Directions ->
Using the listing below, please gather every line containing the word "from".

Entries ->
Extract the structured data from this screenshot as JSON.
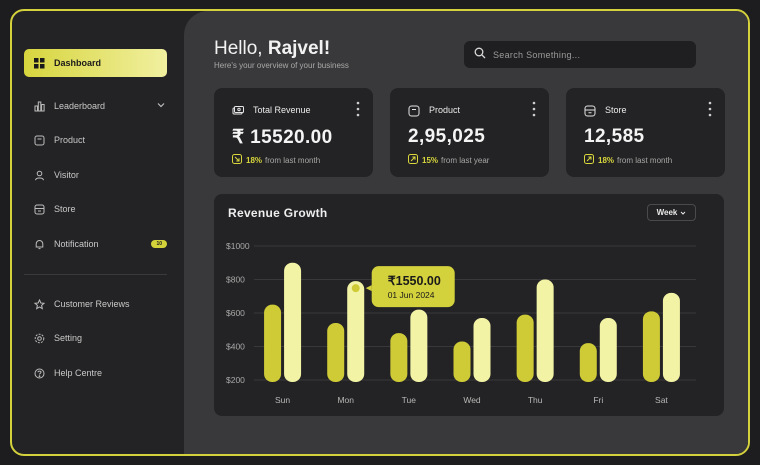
{
  "sidebar": {
    "items": [
      {
        "label": "Dashboard",
        "icon": "grid-icon",
        "active": true
      },
      {
        "label": "Leaderboard",
        "icon": "bar-chart-icon"
      },
      {
        "label": "Product",
        "icon": "box-icon"
      },
      {
        "label": "Visitor",
        "icon": "user-icon"
      },
      {
        "label": "Store",
        "icon": "store-icon"
      },
      {
        "label": "Notification",
        "icon": "bell-icon",
        "badge": "10"
      },
      {
        "label": "Customer Reviews",
        "icon": "star-icon"
      },
      {
        "label": "Setting",
        "icon": "gear-icon"
      },
      {
        "label": "Help Centre",
        "icon": "help-icon"
      }
    ]
  },
  "header": {
    "greeting": "Hello,",
    "user_name": "Rajvel!",
    "subtitle": "Here's your overview of your business",
    "search_placeholder": "Search Something..."
  },
  "cards": [
    {
      "title": "Total Revenue",
      "value": "₹ 15520.00",
      "change": "18%",
      "period": "from last month",
      "icon": "money-icon"
    },
    {
      "title": "Product",
      "value": "2,95,025",
      "change": "15%",
      "period": "from last year",
      "icon": "box-icon"
    },
    {
      "title": "Store",
      "value": "12,585",
      "change": "18%",
      "period": "from last month",
      "icon": "store-icon"
    }
  ],
  "revenue_chart": {
    "title": "Revenue Growth",
    "range_select": "Week",
    "tooltip": {
      "value": "₹1550.00",
      "date": "01 Jun 2024"
    }
  },
  "colors": {
    "accent": "#d3d13c",
    "accent_light": "#f3f3a6",
    "dark_bar": "#cfcb37"
  },
  "chart_data": {
    "type": "bar",
    "categories": [
      "Sun",
      "Mon",
      "Tue",
      "Wed",
      "Thu",
      "Fri",
      "Sat"
    ],
    "series": [
      {
        "values": [
          650,
          540,
          480,
          430,
          590,
          420,
          610
        ]
      },
      {
        "values": [
          900,
          790,
          620,
          570,
          800,
          570,
          720
        ]
      }
    ],
    "yticks": [
      "$1000",
      "$800",
      "$600",
      "$400",
      "$200"
    ],
    "ylim": [
      200,
      1000
    ],
    "grid": true
  }
}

Exercise solution ->
Extract the structured data from this screenshot as JSON.
      "period": "from last month",
      "period": "from last year",
      "period": "from last month",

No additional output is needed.